* Short task:
Check each line of the data for "title" and select those that have it.

[Extracted records]
******************************
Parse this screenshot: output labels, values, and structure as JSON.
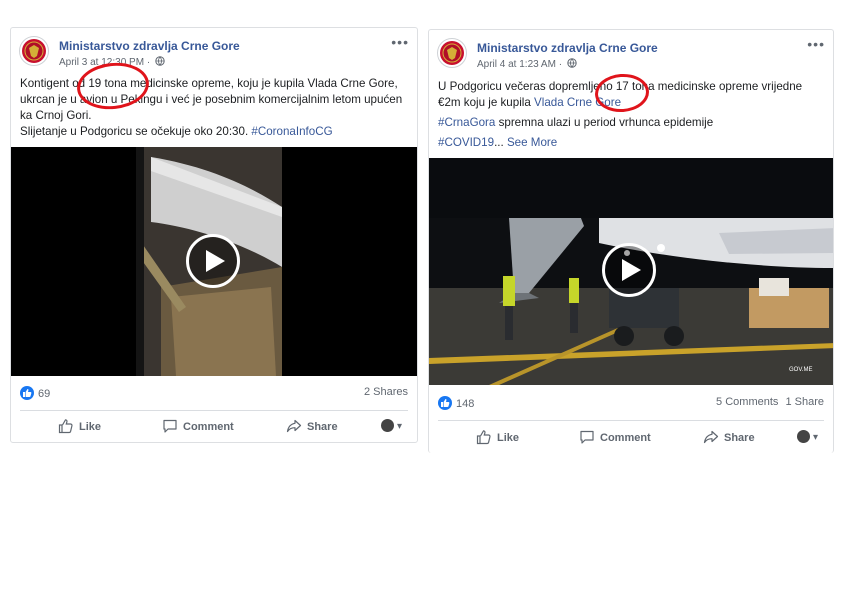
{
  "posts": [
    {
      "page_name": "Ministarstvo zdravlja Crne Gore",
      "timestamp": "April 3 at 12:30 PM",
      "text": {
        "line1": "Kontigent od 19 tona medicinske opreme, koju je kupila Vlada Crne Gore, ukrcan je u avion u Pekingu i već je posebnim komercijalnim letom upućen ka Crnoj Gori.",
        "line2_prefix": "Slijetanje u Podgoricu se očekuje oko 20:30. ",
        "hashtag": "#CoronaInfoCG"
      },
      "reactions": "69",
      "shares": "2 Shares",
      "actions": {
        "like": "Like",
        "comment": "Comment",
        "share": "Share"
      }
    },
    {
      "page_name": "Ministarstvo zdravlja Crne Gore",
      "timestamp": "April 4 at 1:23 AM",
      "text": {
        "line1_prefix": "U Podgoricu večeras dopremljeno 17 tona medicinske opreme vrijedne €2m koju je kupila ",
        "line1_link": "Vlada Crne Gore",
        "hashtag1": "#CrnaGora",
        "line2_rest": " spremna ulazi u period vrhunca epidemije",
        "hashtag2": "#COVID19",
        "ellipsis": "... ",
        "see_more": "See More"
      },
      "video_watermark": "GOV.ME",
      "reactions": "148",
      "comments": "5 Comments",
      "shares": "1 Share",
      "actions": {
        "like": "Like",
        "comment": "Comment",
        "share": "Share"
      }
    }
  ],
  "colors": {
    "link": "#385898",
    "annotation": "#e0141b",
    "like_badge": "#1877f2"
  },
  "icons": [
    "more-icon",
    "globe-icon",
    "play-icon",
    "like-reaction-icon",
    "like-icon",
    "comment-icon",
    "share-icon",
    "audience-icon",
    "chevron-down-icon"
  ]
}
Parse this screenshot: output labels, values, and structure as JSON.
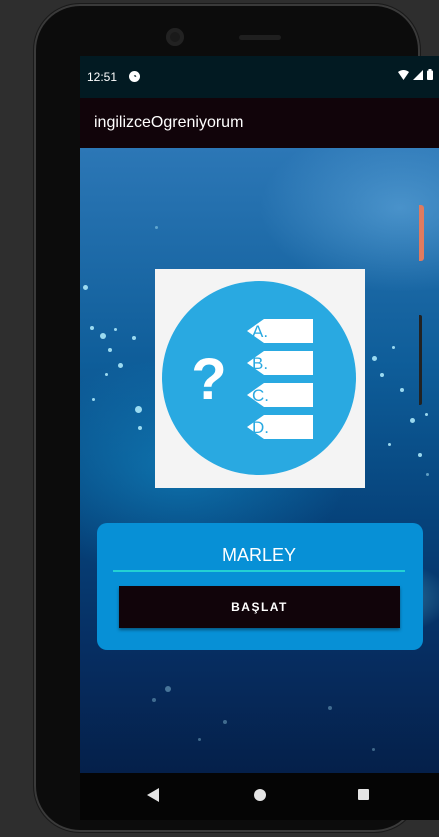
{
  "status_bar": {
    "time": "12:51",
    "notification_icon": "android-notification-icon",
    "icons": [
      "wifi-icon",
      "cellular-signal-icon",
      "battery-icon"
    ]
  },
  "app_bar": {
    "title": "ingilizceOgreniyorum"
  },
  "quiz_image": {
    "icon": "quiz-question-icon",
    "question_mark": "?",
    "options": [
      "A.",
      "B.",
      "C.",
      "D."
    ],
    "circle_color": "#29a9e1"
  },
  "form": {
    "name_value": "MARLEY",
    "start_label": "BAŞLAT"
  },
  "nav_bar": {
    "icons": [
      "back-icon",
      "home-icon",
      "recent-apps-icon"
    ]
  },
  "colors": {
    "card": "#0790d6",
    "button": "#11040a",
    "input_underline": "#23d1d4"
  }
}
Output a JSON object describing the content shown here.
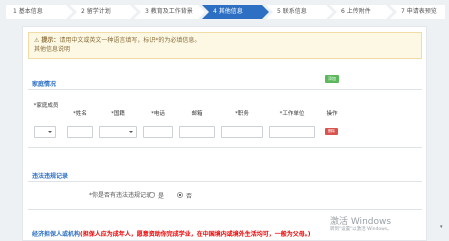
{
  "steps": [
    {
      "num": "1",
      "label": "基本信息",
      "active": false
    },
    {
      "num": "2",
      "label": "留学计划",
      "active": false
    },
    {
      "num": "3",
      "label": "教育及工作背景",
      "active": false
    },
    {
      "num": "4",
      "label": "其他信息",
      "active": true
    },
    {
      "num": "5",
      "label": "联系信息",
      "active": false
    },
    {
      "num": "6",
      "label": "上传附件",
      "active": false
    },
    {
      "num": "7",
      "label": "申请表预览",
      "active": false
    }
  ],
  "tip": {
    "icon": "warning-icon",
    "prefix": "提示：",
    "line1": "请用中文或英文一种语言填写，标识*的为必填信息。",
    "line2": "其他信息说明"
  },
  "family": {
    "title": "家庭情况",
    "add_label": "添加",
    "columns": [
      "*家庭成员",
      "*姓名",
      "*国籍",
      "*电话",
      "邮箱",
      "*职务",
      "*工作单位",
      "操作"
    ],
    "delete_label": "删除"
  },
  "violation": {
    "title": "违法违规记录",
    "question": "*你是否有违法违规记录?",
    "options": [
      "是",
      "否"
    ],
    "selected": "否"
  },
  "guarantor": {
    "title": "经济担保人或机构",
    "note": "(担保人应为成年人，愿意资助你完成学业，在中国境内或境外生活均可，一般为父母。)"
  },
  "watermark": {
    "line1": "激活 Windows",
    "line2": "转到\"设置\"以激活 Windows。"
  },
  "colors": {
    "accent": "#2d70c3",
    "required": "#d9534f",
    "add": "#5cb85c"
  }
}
******************************
* Exercise result:
    "title": "ingilizceOgreniyorum"
    "title": "家庭情况",
    "title": "违法违规记录",
    "title": "经济担保人或机构",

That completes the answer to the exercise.